◆ What to do ◆
Find and copy each line of the records where the string "Rate" shows up.

■ ■ ■ ■ ■ ■ ■

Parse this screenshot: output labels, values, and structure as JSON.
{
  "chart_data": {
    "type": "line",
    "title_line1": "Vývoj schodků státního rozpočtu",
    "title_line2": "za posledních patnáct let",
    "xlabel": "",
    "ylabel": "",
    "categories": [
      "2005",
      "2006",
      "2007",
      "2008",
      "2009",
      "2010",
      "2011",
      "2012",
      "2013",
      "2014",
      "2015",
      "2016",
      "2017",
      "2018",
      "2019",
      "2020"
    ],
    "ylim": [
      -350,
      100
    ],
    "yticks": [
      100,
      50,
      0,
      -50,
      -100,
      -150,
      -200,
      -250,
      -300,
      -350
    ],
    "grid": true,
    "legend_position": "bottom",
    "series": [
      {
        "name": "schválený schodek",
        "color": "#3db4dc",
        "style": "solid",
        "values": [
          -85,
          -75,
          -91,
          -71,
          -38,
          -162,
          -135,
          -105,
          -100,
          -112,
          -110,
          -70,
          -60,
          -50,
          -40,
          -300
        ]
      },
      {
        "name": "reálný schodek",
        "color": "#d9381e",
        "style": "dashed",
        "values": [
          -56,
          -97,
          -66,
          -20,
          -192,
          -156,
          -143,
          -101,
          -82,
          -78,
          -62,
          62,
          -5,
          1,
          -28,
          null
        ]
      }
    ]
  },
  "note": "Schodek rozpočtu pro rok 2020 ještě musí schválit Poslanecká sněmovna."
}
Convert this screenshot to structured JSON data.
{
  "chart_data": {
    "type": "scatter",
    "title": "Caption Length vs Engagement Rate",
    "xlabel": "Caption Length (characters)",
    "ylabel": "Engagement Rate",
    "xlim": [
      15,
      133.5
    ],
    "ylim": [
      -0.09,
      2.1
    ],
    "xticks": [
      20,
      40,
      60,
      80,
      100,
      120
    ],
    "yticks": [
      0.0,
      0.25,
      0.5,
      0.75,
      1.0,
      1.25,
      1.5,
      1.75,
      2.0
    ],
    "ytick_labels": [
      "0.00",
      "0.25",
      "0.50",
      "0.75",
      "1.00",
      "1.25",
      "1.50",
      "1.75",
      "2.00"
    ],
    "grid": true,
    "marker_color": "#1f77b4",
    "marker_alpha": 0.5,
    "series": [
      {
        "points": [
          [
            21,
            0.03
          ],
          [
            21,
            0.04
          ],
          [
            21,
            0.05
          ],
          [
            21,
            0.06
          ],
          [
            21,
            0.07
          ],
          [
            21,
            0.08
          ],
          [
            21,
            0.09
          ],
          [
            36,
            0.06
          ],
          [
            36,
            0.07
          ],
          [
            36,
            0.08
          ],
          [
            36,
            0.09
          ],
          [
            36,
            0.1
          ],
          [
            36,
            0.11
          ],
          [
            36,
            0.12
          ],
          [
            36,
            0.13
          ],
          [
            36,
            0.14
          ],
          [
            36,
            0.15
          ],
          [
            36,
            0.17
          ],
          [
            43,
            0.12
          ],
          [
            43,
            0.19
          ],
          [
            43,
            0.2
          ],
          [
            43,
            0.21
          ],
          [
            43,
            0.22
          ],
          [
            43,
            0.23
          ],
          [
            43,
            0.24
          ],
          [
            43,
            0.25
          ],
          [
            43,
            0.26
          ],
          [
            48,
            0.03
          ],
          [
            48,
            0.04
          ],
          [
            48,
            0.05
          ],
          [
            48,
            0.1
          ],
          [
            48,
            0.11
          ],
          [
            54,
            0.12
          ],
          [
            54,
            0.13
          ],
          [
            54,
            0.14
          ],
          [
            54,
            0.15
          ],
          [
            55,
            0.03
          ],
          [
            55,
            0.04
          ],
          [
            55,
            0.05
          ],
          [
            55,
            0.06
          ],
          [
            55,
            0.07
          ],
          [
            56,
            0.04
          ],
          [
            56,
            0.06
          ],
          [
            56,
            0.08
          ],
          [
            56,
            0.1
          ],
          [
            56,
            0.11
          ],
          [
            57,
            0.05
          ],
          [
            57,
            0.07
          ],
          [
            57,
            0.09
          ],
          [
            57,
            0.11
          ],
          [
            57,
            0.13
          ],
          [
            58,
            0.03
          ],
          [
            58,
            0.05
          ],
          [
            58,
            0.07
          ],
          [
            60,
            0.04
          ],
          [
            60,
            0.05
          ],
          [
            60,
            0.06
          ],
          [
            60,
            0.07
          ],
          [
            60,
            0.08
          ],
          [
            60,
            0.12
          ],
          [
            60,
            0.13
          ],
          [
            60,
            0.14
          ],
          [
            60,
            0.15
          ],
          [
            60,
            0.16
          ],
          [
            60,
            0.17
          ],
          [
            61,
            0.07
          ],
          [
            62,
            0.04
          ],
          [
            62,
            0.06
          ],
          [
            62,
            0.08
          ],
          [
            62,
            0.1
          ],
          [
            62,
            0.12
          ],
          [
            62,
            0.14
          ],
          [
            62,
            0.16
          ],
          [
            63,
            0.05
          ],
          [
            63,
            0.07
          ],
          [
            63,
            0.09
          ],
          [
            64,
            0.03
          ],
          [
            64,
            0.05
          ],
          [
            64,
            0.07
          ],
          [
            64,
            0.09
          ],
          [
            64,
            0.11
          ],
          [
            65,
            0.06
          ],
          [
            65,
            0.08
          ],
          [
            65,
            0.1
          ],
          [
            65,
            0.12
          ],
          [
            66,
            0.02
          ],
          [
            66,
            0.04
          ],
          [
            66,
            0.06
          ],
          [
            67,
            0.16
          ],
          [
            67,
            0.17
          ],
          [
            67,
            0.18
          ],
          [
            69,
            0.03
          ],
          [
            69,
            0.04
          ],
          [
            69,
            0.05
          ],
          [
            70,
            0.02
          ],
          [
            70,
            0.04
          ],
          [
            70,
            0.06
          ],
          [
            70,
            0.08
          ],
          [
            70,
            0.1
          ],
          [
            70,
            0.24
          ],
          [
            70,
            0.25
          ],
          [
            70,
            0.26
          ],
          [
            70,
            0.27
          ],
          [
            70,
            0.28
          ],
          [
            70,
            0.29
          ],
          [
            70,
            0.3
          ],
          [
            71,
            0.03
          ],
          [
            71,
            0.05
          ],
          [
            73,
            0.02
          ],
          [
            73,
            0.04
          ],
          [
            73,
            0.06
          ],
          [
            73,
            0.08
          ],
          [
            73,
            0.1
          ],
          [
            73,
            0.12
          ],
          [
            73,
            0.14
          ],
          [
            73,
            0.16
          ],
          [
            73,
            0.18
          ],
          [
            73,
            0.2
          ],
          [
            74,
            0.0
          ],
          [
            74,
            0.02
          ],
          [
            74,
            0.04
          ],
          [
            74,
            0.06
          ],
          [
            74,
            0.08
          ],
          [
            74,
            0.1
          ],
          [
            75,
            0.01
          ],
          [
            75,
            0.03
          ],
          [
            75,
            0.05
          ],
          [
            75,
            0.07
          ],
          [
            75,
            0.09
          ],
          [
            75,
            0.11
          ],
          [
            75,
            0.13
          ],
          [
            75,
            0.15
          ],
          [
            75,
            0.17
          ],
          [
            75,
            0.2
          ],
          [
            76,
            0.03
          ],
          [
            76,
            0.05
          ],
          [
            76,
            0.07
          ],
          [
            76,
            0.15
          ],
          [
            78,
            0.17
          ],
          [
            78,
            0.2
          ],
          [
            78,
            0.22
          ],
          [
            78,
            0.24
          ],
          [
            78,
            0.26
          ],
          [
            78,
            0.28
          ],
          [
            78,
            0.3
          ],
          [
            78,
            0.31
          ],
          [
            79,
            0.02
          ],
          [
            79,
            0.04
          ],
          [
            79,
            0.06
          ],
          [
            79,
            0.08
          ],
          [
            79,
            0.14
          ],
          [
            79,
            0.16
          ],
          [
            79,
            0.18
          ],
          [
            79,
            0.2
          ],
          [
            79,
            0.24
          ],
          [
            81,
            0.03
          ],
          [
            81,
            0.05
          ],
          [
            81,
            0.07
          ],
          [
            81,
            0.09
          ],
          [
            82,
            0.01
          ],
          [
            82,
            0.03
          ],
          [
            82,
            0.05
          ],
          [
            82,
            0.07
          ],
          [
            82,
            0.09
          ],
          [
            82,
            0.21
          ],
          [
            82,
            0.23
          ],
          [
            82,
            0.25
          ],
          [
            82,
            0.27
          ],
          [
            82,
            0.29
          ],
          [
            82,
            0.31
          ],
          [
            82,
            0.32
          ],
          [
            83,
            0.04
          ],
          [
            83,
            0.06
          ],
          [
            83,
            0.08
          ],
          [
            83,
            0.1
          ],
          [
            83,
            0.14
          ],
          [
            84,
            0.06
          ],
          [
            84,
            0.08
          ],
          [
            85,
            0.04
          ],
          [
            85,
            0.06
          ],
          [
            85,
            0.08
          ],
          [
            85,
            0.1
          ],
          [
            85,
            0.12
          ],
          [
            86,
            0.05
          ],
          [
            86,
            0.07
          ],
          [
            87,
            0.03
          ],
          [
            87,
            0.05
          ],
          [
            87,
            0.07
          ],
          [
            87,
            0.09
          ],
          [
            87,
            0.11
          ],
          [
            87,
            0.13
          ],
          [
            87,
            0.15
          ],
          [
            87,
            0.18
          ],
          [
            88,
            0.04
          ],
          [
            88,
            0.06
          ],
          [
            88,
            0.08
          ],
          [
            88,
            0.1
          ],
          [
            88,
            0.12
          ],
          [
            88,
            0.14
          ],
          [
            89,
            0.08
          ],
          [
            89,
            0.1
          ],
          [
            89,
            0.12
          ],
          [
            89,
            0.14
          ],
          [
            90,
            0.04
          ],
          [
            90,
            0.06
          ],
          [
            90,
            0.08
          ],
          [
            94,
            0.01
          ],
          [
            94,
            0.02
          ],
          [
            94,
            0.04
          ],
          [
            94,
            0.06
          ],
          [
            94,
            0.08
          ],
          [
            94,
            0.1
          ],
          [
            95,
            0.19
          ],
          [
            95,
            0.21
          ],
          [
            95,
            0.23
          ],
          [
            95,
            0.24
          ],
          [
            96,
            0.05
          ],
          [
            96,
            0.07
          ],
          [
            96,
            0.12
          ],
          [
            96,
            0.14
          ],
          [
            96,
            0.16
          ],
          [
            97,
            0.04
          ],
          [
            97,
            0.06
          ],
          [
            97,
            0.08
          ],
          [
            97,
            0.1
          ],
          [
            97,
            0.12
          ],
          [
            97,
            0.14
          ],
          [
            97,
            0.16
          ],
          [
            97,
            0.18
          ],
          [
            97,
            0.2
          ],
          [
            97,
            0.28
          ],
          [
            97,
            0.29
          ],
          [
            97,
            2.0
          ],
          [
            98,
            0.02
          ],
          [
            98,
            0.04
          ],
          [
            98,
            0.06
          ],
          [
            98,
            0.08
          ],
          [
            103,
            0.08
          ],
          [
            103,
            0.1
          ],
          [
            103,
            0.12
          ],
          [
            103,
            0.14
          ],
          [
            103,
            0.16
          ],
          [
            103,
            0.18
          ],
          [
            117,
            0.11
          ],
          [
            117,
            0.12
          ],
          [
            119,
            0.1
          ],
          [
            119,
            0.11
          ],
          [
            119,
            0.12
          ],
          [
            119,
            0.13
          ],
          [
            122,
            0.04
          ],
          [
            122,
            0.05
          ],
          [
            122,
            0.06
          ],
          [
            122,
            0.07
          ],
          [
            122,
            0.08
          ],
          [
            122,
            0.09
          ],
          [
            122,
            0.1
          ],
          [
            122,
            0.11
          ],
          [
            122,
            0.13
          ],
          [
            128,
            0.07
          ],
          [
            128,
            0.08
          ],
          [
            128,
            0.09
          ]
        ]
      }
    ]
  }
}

■ ■ ■ ■ ■ ■ ■

◆ Full answer ◆
    "title": "Caption Length vs Engagement Rate",
    "ylabel": "Engagement Rate",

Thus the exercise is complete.